REQUEST:
Omit all pictures, then retype the data exactly as given.

EXERCISE INPUTS:
◇ ◇ ◇ ◇ ◇

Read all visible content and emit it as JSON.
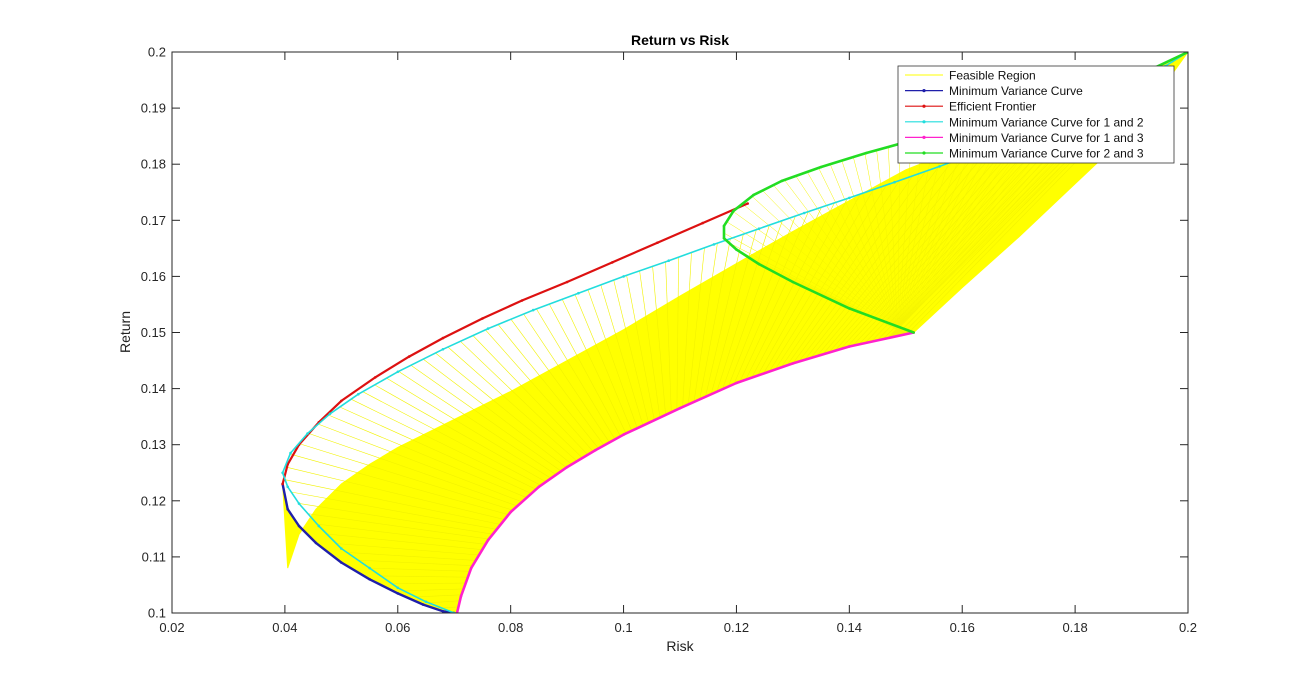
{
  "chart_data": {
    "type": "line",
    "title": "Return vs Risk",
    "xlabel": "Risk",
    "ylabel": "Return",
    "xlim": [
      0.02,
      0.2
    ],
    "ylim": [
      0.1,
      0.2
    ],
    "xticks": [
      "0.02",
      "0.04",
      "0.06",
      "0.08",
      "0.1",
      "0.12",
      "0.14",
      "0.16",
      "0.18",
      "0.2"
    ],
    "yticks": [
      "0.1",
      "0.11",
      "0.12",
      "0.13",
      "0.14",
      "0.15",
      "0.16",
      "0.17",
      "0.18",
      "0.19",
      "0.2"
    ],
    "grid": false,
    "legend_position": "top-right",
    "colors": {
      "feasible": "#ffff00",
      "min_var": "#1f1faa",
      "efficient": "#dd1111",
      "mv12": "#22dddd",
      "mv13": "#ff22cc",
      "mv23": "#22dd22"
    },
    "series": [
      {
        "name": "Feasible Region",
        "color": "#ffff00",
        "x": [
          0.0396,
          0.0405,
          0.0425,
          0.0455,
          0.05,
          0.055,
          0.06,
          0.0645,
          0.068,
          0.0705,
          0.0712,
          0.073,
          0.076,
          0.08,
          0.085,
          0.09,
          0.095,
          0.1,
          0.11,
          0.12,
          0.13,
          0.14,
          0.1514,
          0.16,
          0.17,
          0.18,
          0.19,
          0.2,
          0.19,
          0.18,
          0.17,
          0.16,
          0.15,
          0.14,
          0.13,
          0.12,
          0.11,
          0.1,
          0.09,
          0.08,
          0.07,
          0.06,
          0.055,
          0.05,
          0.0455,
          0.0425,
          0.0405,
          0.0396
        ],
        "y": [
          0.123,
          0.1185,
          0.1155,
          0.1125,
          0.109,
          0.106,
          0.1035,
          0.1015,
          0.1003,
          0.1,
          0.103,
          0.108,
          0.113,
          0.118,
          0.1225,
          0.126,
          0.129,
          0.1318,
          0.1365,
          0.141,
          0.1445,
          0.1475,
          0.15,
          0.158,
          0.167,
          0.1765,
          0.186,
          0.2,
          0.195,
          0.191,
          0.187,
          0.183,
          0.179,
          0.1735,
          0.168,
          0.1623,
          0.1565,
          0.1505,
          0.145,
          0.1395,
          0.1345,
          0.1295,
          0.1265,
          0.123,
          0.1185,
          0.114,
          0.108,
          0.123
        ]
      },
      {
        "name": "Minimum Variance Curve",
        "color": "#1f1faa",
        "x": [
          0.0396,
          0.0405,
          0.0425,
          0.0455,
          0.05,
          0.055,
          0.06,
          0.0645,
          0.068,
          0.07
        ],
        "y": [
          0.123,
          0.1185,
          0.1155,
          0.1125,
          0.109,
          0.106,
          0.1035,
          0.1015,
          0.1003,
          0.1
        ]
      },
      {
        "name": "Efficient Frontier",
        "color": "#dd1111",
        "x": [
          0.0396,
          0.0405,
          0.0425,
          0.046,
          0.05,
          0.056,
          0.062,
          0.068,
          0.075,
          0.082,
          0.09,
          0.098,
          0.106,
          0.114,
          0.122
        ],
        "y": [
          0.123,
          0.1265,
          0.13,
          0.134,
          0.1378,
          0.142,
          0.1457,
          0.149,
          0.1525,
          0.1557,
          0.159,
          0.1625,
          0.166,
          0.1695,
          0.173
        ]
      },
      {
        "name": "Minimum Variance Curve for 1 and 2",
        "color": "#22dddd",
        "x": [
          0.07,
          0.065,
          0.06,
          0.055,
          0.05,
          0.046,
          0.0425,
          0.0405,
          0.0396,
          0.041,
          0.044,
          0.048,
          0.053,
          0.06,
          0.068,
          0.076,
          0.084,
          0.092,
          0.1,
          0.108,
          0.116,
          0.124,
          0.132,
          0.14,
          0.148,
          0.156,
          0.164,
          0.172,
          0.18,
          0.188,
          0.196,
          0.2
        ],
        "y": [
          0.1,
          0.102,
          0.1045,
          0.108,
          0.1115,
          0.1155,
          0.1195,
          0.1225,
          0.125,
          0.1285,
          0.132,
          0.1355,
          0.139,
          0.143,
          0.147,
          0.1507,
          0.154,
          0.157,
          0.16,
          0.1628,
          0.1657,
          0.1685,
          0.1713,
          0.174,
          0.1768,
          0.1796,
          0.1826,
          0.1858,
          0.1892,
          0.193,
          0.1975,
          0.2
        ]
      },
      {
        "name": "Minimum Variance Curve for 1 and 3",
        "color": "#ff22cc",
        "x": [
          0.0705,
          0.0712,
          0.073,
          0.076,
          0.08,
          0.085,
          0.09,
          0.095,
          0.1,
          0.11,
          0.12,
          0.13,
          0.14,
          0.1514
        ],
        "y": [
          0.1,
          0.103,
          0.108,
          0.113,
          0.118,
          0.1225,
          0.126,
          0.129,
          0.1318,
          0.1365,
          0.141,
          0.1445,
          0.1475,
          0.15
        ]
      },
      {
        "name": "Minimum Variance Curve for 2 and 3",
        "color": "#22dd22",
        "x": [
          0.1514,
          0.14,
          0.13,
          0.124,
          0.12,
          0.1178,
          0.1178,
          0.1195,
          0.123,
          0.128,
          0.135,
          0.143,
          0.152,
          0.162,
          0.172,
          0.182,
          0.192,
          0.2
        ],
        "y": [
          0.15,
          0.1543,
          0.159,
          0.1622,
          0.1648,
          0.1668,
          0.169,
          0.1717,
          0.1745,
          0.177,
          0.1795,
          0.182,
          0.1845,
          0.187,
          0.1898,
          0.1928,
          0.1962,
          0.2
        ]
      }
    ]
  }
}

◇ ◇ ◇ ◇ ◇

WORKED SOLUTION:
Read all visible content and emit it as JSON.
{
  "chart_data": {
    "type": "line",
    "title": "Return vs Risk",
    "xlabel": "Risk",
    "ylabel": "Return",
    "xlim": [
      0.02,
      0.2
    ],
    "ylim": [
      0.1,
      0.2
    ],
    "xticks": [
      "0.02",
      "0.04",
      "0.06",
      "0.08",
      "0.1",
      "0.12",
      "0.14",
      "0.16",
      "0.18",
      "0.2"
    ],
    "yticks": [
      "0.1",
      "0.11",
      "0.12",
      "0.13",
      "0.14",
      "0.15",
      "0.16",
      "0.17",
      "0.18",
      "0.19",
      "0.2"
    ],
    "grid": false,
    "legend_position": "top-right",
    "colors": {
      "feasible": "#ffff00",
      "min_var": "#1f1faa",
      "efficient": "#dd1111",
      "mv12": "#22dddd",
      "mv13": "#ff22cc",
      "mv23": "#22dd22"
    },
    "series": [
      {
        "name": "Feasible Region",
        "color": "#ffff00",
        "x": [
          0.0396,
          0.0405,
          0.0425,
          0.0455,
          0.05,
          0.055,
          0.06,
          0.0645,
          0.068,
          0.0705,
          0.0712,
          0.073,
          0.076,
          0.08,
          0.085,
          0.09,
          0.095,
          0.1,
          0.11,
          0.12,
          0.13,
          0.14,
          0.1514,
          0.16,
          0.17,
          0.18,
          0.19,
          0.2,
          0.19,
          0.18,
          0.17,
          0.16,
          0.15,
          0.14,
          0.13,
          0.12,
          0.11,
          0.1,
          0.09,
          0.08,
          0.07,
          0.06,
          0.055,
          0.05,
          0.0455,
          0.0425,
          0.0405,
          0.0396
        ],
        "y": [
          0.123,
          0.1185,
          0.1155,
          0.1125,
          0.109,
          0.106,
          0.1035,
          0.1015,
          0.1003,
          0.1,
          0.103,
          0.108,
          0.113,
          0.118,
          0.1225,
          0.126,
          0.129,
          0.1318,
          0.1365,
          0.141,
          0.1445,
          0.1475,
          0.15,
          0.158,
          0.167,
          0.1765,
          0.186,
          0.2,
          0.195,
          0.191,
          0.187,
          0.183,
          0.179,
          0.1735,
          0.168,
          0.1623,
          0.1565,
          0.1505,
          0.145,
          0.1395,
          0.1345,
          0.1295,
          0.1265,
          0.123,
          0.1185,
          0.114,
          0.108,
          0.123
        ]
      },
      {
        "name": "Minimum Variance Curve",
        "color": "#1f1faa",
        "x": [
          0.0396,
          0.0405,
          0.0425,
          0.0455,
          0.05,
          0.055,
          0.06,
          0.0645,
          0.068,
          0.07
        ],
        "y": [
          0.123,
          0.1185,
          0.1155,
          0.1125,
          0.109,
          0.106,
          0.1035,
          0.1015,
          0.1003,
          0.1
        ]
      },
      {
        "name": "Efficient Frontier",
        "color": "#dd1111",
        "x": [
          0.0396,
          0.0405,
          0.0425,
          0.046,
          0.05,
          0.056,
          0.062,
          0.068,
          0.075,
          0.082,
          0.09,
          0.098,
          0.106,
          0.114,
          0.122
        ],
        "y": [
          0.123,
          0.1265,
          0.13,
          0.134,
          0.1378,
          0.142,
          0.1457,
          0.149,
          0.1525,
          0.1557,
          0.159,
          0.1625,
          0.166,
          0.1695,
          0.173
        ]
      },
      {
        "name": "Minimum Variance Curve for 1 and 2",
        "color": "#22dddd",
        "x": [
          0.07,
          0.065,
          0.06,
          0.055,
          0.05,
          0.046,
          0.0425,
          0.0405,
          0.0396,
          0.041,
          0.044,
          0.048,
          0.053,
          0.06,
          0.068,
          0.076,
          0.084,
          0.092,
          0.1,
          0.108,
          0.116,
          0.124,
          0.132,
          0.14,
          0.148,
          0.156,
          0.164,
          0.172,
          0.18,
          0.188,
          0.196,
          0.2
        ],
        "y": [
          0.1,
          0.102,
          0.1045,
          0.108,
          0.1115,
          0.1155,
          0.1195,
          0.1225,
          0.125,
          0.1285,
          0.132,
          0.1355,
          0.139,
          0.143,
          0.147,
          0.1507,
          0.154,
          0.157,
          0.16,
          0.1628,
          0.1657,
          0.1685,
          0.1713,
          0.174,
          0.1768,
          0.1796,
          0.1826,
          0.1858,
          0.1892,
          0.193,
          0.1975,
          0.2
        ]
      },
      {
        "name": "Minimum Variance Curve for 1 and 3",
        "color": "#ff22cc",
        "x": [
          0.0705,
          0.0712,
          0.073,
          0.076,
          0.08,
          0.085,
          0.09,
          0.095,
          0.1,
          0.11,
          0.12,
          0.13,
          0.14,
          0.1514
        ],
        "y": [
          0.1,
          0.103,
          0.108,
          0.113,
          0.118,
          0.1225,
          0.126,
          0.129,
          0.1318,
          0.1365,
          0.141,
          0.1445,
          0.1475,
          0.15
        ]
      },
      {
        "name": "Minimum Variance Curve for 2 and 3",
        "color": "#22dd22",
        "x": [
          0.1514,
          0.14,
          0.13,
          0.124,
          0.12,
          0.1178,
          0.1178,
          0.1195,
          0.123,
          0.128,
          0.135,
          0.143,
          0.152,
          0.162,
          0.172,
          0.182,
          0.192,
          0.2
        ],
        "y": [
          0.15,
          0.1543,
          0.159,
          0.1622,
          0.1648,
          0.1668,
          0.169,
          0.1717,
          0.1745,
          0.177,
          0.1795,
          0.182,
          0.1845,
          0.187,
          0.1898,
          0.1928,
          0.1962,
          0.2
        ]
      }
    ]
  }
}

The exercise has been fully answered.